Saved entries
■ ■ ■ ■
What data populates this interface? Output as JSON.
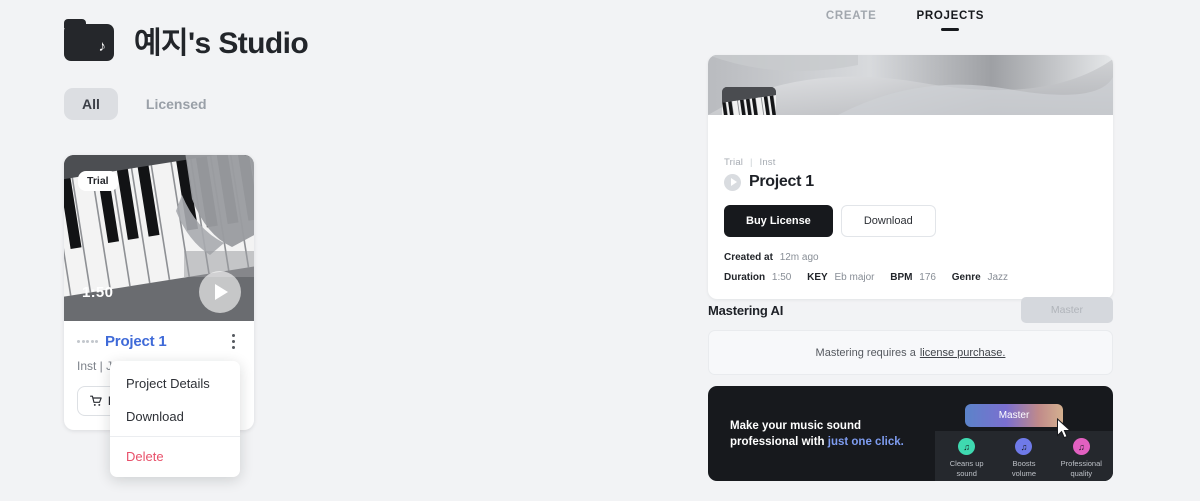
{
  "header": {
    "folder_icon": "folder-music-icon",
    "title": "예지's Studio"
  },
  "filters": [
    {
      "label": "All",
      "active": true
    },
    {
      "label": "Licensed",
      "active": false
    }
  ],
  "project_card": {
    "badge": "Trial",
    "duration": "1:50",
    "play_icon": "play-icon",
    "title": "Project 1",
    "subtitle": "Inst | J",
    "buy_label": "B",
    "cart_icon": "shopping-cart-icon",
    "kebab_icon": "kebab-menu-icon"
  },
  "context_menu": {
    "items": [
      {
        "label": "Project Details",
        "danger": false
      },
      {
        "label": "Download",
        "danger": false
      },
      {
        "label": "Delete",
        "danger": true
      }
    ]
  },
  "topnav": [
    {
      "label": "CREATE",
      "active": false
    },
    {
      "label": "PROJECTS",
      "active": true
    }
  ],
  "detail": {
    "breadcrumb_1": "Trial",
    "breadcrumb_sep": "|",
    "breadcrumb_2": "Inst",
    "title": "Project 1",
    "play_icon": "play-icon",
    "buy_license_label": "Buy License",
    "download_label": "Download",
    "created_key": "Created at",
    "created_val": "12m ago",
    "duration_key": "Duration",
    "duration_val": "1:50",
    "key_key": "KEY",
    "key_val": "Eb major",
    "bpm_key": "BPM",
    "bpm_val": "176",
    "genre_key": "Genre",
    "genre_val": "Jazz"
  },
  "mastering": {
    "title": "Mastering AI",
    "master_button": "Master",
    "notice_text": "Mastering requires a",
    "notice_link": "license purchase."
  },
  "promo": {
    "line1": "Make your music sound",
    "line2_plain": "professional with ",
    "line2_accent": "just one click.",
    "master_label": "Master",
    "cursor_icon": "mouse-cursor-icon",
    "features": [
      {
        "label_1": "Cleans up",
        "label_2": "sound",
        "color": "#3fd9b0",
        "icon": "music-note-icon"
      },
      {
        "label_1": "Boosts",
        "label_2": "volume",
        "color": "#6f7ae8",
        "icon": "music-note-icon"
      },
      {
        "label_1": "Professional",
        "label_2": "quality",
        "color": "#e260c0",
        "icon": "music-note-icon"
      }
    ]
  },
  "colors": {
    "background": "#f2f3f5",
    "ink": "#17191d",
    "link_blue": "#3f6ad8",
    "danger": "#e8506a",
    "accent_blue": "#7e9cf0"
  }
}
■ ■ ■ ■
**Objective**
How many of the lines above contain the string "sound"? Give the number only.

**Reply to the task**
2